*** The data ***

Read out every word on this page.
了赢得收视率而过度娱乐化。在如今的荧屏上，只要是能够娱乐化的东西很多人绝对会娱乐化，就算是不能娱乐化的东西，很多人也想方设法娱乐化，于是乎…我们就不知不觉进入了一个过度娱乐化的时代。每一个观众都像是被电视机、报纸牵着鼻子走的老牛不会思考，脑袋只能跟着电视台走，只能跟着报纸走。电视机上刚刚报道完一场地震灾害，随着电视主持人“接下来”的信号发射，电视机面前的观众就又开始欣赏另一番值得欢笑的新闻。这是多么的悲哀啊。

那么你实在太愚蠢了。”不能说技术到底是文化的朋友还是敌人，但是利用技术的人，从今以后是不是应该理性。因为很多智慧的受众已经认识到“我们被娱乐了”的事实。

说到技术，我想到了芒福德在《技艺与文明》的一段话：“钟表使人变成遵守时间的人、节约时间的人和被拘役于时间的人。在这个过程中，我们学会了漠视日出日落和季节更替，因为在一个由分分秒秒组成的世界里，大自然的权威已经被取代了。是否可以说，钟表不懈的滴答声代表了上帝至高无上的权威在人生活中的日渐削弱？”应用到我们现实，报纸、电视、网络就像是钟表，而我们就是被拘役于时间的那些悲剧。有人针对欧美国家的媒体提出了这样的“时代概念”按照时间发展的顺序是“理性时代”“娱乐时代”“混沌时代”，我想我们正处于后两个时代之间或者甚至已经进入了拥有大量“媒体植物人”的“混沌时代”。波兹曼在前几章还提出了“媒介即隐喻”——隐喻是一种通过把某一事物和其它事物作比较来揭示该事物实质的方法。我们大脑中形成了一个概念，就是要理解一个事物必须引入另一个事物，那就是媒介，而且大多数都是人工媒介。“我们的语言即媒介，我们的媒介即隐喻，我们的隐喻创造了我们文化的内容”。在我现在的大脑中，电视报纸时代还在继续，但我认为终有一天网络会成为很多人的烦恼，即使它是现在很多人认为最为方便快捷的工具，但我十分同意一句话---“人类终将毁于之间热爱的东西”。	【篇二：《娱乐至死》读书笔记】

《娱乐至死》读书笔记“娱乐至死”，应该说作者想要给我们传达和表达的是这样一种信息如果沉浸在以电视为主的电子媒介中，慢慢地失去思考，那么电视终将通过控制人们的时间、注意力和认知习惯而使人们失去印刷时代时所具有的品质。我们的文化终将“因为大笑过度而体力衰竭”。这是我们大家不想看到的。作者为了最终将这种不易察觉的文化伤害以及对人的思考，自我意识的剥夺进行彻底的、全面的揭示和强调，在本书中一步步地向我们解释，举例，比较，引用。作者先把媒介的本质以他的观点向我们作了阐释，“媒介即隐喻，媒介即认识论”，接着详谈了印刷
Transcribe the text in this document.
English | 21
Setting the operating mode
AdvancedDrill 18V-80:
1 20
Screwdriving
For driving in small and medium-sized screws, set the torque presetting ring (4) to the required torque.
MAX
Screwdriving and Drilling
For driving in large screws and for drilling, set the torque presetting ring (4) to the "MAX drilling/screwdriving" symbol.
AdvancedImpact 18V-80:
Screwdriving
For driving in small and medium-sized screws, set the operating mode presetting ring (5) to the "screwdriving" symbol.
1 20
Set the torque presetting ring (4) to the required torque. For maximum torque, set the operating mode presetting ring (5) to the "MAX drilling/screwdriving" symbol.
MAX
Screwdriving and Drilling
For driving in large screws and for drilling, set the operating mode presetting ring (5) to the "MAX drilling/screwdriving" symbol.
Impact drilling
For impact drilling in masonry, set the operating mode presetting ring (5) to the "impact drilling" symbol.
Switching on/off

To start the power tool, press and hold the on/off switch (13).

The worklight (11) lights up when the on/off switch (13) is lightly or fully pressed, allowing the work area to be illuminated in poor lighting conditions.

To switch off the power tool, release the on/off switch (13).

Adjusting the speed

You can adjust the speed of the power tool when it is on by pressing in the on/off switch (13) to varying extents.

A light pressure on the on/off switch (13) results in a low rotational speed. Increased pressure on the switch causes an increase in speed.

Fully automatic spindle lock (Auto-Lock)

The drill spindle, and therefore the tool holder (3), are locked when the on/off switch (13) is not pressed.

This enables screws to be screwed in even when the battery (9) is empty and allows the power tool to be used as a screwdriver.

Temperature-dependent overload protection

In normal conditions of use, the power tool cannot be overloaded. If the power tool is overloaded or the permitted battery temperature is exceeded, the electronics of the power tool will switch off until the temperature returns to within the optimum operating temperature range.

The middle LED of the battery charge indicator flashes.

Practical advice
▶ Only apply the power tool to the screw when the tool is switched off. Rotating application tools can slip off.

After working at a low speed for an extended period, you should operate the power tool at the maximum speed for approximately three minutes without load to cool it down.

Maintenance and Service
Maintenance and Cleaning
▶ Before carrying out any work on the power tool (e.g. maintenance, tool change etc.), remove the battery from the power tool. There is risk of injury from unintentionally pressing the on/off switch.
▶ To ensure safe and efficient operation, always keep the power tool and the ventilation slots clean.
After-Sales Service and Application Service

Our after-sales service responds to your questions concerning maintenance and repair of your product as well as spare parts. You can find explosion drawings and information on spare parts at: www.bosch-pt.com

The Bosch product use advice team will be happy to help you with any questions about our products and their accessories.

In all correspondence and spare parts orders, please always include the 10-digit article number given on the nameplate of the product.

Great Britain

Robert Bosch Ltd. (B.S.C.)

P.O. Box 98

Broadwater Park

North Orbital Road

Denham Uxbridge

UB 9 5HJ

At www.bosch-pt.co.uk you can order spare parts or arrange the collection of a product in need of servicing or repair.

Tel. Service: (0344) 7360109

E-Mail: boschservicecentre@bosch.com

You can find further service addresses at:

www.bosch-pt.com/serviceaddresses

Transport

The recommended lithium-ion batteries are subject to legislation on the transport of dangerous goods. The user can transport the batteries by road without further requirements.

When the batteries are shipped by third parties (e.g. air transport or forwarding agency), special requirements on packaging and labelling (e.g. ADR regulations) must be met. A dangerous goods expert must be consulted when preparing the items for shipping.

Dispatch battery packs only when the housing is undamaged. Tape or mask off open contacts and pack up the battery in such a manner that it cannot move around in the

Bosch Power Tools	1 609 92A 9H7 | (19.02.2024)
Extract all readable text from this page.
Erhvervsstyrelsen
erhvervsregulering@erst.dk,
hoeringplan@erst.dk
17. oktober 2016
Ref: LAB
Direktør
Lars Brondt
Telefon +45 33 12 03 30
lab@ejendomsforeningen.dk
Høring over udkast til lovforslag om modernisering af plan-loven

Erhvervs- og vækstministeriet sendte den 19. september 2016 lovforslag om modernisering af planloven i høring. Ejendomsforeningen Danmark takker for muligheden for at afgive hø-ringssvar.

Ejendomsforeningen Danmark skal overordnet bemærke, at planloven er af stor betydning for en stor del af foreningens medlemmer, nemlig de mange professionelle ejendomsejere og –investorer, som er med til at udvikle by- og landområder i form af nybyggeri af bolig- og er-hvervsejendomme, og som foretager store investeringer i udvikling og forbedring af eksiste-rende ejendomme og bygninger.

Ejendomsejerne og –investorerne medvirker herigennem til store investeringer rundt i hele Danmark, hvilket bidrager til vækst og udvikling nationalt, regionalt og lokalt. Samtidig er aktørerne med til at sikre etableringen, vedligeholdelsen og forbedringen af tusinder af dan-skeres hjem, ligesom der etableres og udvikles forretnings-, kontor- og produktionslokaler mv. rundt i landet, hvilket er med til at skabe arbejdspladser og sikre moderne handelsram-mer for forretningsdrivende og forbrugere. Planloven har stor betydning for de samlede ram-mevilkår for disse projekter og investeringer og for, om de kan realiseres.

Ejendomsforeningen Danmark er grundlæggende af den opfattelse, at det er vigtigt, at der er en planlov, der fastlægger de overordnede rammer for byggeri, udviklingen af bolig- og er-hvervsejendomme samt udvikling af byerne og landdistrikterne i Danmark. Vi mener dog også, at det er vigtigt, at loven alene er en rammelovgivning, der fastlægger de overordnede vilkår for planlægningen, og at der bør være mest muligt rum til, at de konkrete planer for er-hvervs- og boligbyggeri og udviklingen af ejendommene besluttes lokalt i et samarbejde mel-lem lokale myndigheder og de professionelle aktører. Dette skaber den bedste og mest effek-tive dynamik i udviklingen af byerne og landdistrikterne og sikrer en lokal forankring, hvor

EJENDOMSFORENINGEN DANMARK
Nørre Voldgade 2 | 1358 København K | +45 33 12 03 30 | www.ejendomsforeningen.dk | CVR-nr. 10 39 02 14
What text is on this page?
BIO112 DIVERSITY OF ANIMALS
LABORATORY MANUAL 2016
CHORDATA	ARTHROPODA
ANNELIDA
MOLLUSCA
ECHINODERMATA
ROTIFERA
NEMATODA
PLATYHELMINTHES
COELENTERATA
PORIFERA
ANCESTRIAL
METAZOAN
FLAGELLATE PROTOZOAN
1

***

Locate "What text is on this page?" in the material, then quote the line that contains it and all lines after it through the final one.

*Problem solution*:
What text is on this page?
BIO112 DIVERSITY OF ANIMALS
LABORATORY MANUAL 2016
CHORDATA	ARTHROPODA
ANNELIDA
MOLLUSCA
ECHINODERMATA
ROTIFERA
NEMATODA
PLATYHELMINTHES
COELENTERATA
PORIFERA
ANCESTRIAL
METAZOAN
FLAGELLATE PROTOZOAN
1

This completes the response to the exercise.